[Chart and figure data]
----------------------------------------

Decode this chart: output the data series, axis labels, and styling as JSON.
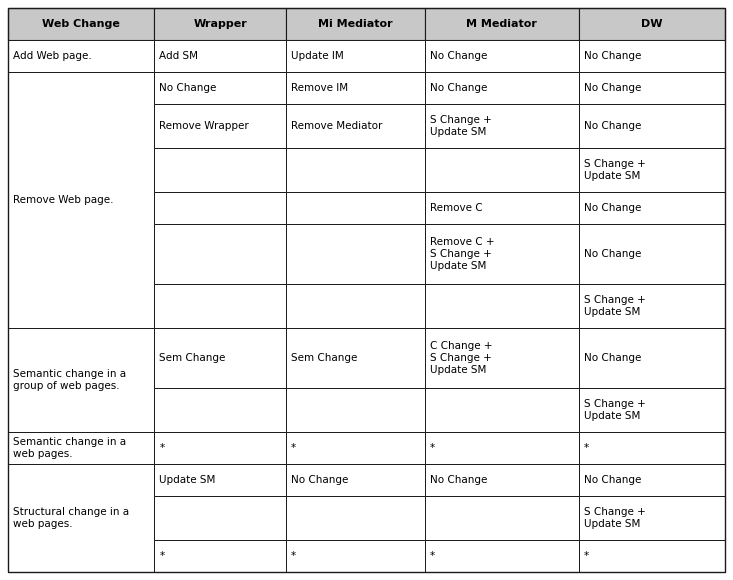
{
  "headers": [
    "Web Change",
    "Wrapper",
    "Mi Mediator",
    "M Mediator",
    "DW"
  ],
  "col_ratios": [
    0.195,
    0.175,
    0.185,
    0.205,
    0.195
  ],
  "header_bg": "#c8c8c8",
  "cell_bg": "#ffffff",
  "border_color": "#1a1a1a",
  "text_color": "#000000",
  "header_fontsize": 8.0,
  "cell_fontsize": 7.5,
  "rows": [
    {
      "web_change": "Add Web page.",
      "sub_rows": [
        {
          "wrapper": "Add SM",
          "mi_med": "Update IM",
          "m_med": "No Change",
          "dw": "No Change"
        }
      ]
    },
    {
      "web_change": "Remove Web page.",
      "sub_rows": [
        {
          "wrapper": "No Change",
          "mi_med": "Remove IM",
          "m_med": "No Change",
          "dw": "No Change"
        },
        {
          "wrapper": "Remove Wrapper",
          "mi_med": "Remove Mediator",
          "m_med": "S Change +\nUpdate SM",
          "dw": "No Change"
        },
        {
          "wrapper": "",
          "mi_med": "",
          "m_med": "",
          "dw": "S Change +\nUpdate SM"
        },
        {
          "wrapper": "",
          "mi_med": "",
          "m_med": "Remove C",
          "dw": "No Change"
        },
        {
          "wrapper": "",
          "mi_med": "",
          "m_med": "Remove C +\nS Change +\nUpdate SM",
          "dw": "No Change"
        },
        {
          "wrapper": "",
          "mi_med": "",
          "m_med": "",
          "dw": "S Change +\nUpdate SM"
        }
      ]
    },
    {
      "web_change": "Semantic change in a\ngroup of web pages.",
      "sub_rows": [
        {
          "wrapper": "Sem Change",
          "mi_med": "Sem Change",
          "m_med": "C Change +\nS Change +\nUpdate SM",
          "dw": "No Change"
        },
        {
          "wrapper": "",
          "mi_med": "",
          "m_med": "",
          "dw": "S Change +\nUpdate SM"
        }
      ]
    },
    {
      "web_change": "Semantic change in a\nweb pages.",
      "sub_rows": [
        {
          "wrapper": "*",
          "mi_med": "*",
          "m_med": "*",
          "dw": "*"
        }
      ]
    },
    {
      "web_change": "Structural change in a\nweb pages.",
      "sub_rows": [
        {
          "wrapper": "Update SM",
          "mi_med": "No Change",
          "m_med": "No Change",
          "dw": "No Change"
        },
        {
          "wrapper": "",
          "mi_med": "",
          "m_med": "",
          "dw": "S Change +\nUpdate SM"
        },
        {
          "wrapper": "*",
          "mi_med": "*",
          "m_med": "*",
          "dw": "*"
        }
      ]
    }
  ]
}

----------------------------------------

• [WHAT IS BEING ASKED] From the records given above, reproduce all text exactly and exclude each picture.

• [FINISHED TASK]
Decode this chart: output the data series, axis labels, and styling as JSON.
{
  "headers": [
    "Web Change",
    "Wrapper",
    "Mi Mediator",
    "M Mediator",
    "DW"
  ],
  "col_ratios": [
    0.195,
    0.175,
    0.185,
    0.205,
    0.195
  ],
  "header_bg": "#c8c8c8",
  "cell_bg": "#ffffff",
  "border_color": "#1a1a1a",
  "text_color": "#000000",
  "header_fontsize": 8.0,
  "cell_fontsize": 7.5,
  "rows": [
    {
      "web_change": "Add Web page.",
      "sub_rows": [
        {
          "wrapper": "Add SM",
          "mi_med": "Update IM",
          "m_med": "No Change",
          "dw": "No Change"
        }
      ]
    },
    {
      "web_change": "Remove Web page.",
      "sub_rows": [
        {
          "wrapper": "No Change",
          "mi_med": "Remove IM",
          "m_med": "No Change",
          "dw": "No Change"
        },
        {
          "wrapper": "Remove Wrapper",
          "mi_med": "Remove Mediator",
          "m_med": "S Change +\nUpdate SM",
          "dw": "No Change"
        },
        {
          "wrapper": "",
          "mi_med": "",
          "m_med": "",
          "dw": "S Change +\nUpdate SM"
        },
        {
          "wrapper": "",
          "mi_med": "",
          "m_med": "Remove C",
          "dw": "No Change"
        },
        {
          "wrapper": "",
          "mi_med": "",
          "m_med": "Remove C +\nS Change +\nUpdate SM",
          "dw": "No Change"
        },
        {
          "wrapper": "",
          "mi_med": "",
          "m_med": "",
          "dw": "S Change +\nUpdate SM"
        }
      ]
    },
    {
      "web_change": "Semantic change in a\ngroup of web pages.",
      "sub_rows": [
        {
          "wrapper": "Sem Change",
          "mi_med": "Sem Change",
          "m_med": "C Change +\nS Change +\nUpdate SM",
          "dw": "No Change"
        },
        {
          "wrapper": "",
          "mi_med": "",
          "m_med": "",
          "dw": "S Change +\nUpdate SM"
        }
      ]
    },
    {
      "web_change": "Semantic change in a\nweb pages.",
      "sub_rows": [
        {
          "wrapper": "*",
          "mi_med": "*",
          "m_med": "*",
          "dw": "*"
        }
      ]
    },
    {
      "web_change": "Structural change in a\nweb pages.",
      "sub_rows": [
        {
          "wrapper": "Update SM",
          "mi_med": "No Change",
          "m_med": "No Change",
          "dw": "No Change"
        },
        {
          "wrapper": "",
          "mi_med": "",
          "m_med": "",
          "dw": "S Change +\nUpdate SM"
        },
        {
          "wrapper": "*",
          "mi_med": "*",
          "m_med": "*",
          "dw": "*"
        }
      ]
    }
  ]
}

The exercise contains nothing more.